- **RECORDS SUPPLIED**
_ _ _

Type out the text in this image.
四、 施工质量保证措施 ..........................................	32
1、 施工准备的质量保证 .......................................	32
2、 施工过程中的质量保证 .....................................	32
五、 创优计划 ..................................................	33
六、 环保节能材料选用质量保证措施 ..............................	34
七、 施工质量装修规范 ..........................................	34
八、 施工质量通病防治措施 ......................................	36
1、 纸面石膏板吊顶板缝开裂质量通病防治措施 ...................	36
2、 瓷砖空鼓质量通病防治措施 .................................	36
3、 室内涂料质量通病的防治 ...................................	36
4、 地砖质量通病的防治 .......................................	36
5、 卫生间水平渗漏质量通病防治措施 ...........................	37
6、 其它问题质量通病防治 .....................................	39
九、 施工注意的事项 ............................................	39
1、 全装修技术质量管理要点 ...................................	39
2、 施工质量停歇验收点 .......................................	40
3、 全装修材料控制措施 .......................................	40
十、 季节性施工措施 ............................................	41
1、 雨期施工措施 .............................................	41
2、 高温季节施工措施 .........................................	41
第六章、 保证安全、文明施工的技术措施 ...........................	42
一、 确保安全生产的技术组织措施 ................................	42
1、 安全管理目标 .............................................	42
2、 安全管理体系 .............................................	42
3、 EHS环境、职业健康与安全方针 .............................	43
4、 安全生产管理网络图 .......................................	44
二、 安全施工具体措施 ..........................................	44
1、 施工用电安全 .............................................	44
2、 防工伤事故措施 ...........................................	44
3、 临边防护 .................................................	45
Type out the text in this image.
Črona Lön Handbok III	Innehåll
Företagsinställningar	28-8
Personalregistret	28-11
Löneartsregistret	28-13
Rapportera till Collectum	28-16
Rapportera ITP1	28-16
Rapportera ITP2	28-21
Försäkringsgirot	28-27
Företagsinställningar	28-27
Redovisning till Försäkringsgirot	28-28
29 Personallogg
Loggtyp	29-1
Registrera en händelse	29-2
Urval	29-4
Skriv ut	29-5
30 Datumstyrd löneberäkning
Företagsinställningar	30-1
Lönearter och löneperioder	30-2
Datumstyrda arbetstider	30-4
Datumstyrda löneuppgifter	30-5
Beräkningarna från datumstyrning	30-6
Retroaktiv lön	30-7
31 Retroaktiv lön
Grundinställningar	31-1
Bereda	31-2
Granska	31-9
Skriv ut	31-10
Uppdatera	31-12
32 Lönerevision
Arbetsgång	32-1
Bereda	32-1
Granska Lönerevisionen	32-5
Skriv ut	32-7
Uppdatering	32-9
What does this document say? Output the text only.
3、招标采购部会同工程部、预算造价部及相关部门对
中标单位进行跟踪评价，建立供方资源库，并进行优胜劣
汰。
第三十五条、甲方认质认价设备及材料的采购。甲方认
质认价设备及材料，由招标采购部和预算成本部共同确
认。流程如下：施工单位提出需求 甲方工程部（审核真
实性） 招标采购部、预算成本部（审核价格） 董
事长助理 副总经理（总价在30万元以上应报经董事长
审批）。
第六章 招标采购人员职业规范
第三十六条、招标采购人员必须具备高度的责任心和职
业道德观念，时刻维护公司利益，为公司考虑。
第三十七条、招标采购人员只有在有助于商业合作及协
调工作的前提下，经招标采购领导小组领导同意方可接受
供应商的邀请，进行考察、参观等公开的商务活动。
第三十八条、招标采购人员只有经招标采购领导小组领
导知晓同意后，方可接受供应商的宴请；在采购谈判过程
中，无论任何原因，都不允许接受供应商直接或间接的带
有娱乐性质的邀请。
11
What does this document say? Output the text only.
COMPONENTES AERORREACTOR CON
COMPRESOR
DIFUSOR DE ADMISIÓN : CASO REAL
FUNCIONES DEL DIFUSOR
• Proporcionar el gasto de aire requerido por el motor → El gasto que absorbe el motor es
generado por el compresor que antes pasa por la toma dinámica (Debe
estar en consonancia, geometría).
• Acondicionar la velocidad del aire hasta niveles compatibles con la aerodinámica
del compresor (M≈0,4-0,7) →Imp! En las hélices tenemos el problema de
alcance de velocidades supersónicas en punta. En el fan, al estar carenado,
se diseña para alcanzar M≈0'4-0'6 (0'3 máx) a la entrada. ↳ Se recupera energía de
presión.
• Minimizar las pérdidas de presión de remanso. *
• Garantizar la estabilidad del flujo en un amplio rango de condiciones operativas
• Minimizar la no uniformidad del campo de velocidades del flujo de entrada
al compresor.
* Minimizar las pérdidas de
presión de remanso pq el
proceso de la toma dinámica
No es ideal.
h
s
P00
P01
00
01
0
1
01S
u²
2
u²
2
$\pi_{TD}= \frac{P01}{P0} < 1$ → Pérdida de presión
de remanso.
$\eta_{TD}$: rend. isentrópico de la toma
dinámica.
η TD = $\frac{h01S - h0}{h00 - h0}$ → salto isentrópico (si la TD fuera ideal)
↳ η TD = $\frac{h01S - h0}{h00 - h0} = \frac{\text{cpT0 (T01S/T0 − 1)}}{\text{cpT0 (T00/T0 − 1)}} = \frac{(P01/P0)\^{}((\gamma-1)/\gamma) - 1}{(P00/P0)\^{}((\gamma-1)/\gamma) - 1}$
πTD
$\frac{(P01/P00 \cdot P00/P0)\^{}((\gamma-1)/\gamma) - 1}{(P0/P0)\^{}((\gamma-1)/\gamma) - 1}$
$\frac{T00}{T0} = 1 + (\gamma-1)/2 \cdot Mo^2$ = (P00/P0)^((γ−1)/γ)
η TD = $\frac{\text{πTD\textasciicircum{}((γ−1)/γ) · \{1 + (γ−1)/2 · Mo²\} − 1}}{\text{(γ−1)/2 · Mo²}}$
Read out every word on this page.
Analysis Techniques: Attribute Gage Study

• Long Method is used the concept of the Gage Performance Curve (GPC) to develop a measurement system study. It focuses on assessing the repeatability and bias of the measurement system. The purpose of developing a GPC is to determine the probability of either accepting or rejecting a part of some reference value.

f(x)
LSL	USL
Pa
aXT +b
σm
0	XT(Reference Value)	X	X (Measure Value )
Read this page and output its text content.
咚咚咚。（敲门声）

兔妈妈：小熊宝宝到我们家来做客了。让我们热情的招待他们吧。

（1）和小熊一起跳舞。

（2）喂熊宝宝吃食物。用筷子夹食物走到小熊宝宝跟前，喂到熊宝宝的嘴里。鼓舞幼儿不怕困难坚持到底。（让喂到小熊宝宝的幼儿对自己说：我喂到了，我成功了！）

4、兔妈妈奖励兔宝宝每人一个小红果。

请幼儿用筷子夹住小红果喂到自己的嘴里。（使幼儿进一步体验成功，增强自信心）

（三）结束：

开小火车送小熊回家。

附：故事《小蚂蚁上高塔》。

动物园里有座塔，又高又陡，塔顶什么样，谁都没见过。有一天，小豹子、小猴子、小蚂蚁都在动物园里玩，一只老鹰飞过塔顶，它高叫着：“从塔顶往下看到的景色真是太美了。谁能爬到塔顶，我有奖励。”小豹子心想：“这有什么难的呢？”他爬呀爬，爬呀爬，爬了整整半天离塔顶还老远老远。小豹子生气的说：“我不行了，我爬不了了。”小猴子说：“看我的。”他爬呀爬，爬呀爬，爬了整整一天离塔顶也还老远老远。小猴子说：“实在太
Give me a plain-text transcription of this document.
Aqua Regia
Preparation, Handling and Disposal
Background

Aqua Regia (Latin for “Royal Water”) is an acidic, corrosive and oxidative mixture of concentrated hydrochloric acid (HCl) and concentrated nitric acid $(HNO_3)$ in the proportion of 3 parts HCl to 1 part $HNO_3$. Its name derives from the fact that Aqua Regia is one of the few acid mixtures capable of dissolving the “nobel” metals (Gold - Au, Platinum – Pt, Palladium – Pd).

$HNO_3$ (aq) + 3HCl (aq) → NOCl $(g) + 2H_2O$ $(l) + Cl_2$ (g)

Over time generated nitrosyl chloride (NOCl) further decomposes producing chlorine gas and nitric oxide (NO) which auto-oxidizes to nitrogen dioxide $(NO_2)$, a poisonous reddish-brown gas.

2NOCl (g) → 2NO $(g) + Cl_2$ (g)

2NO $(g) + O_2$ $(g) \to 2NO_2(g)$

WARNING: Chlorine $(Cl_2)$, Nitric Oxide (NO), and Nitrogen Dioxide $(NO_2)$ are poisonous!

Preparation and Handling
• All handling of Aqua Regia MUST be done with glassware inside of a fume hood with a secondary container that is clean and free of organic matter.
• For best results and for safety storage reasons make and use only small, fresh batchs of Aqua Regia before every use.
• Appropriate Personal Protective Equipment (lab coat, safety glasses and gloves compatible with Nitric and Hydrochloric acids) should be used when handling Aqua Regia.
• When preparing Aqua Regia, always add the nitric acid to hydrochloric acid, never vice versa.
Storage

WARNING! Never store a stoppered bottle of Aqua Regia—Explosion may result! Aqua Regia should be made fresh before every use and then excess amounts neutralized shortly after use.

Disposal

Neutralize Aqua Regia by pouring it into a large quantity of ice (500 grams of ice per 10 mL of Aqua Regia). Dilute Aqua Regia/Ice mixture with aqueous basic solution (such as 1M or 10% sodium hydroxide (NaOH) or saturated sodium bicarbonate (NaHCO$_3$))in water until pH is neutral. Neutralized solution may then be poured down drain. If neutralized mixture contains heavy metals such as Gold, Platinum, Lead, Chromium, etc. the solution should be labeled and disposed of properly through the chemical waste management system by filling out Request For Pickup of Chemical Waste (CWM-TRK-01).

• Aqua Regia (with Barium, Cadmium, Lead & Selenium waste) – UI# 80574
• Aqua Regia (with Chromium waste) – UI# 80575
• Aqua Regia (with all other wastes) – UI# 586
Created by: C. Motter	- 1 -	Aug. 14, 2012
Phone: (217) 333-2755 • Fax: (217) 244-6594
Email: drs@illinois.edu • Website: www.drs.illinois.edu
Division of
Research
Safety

_ _ _

- **PROMPT**
Search the listing for the word "presión". Copy every line in which it occurs.

- **THE RESPONSE**
presión.
• Minimizar las pérdidas de presión de remanso. *
presión de remanso pq el
$\pi_{TD}= \frac{P01}{P0} < 1$ → Pérdida de presión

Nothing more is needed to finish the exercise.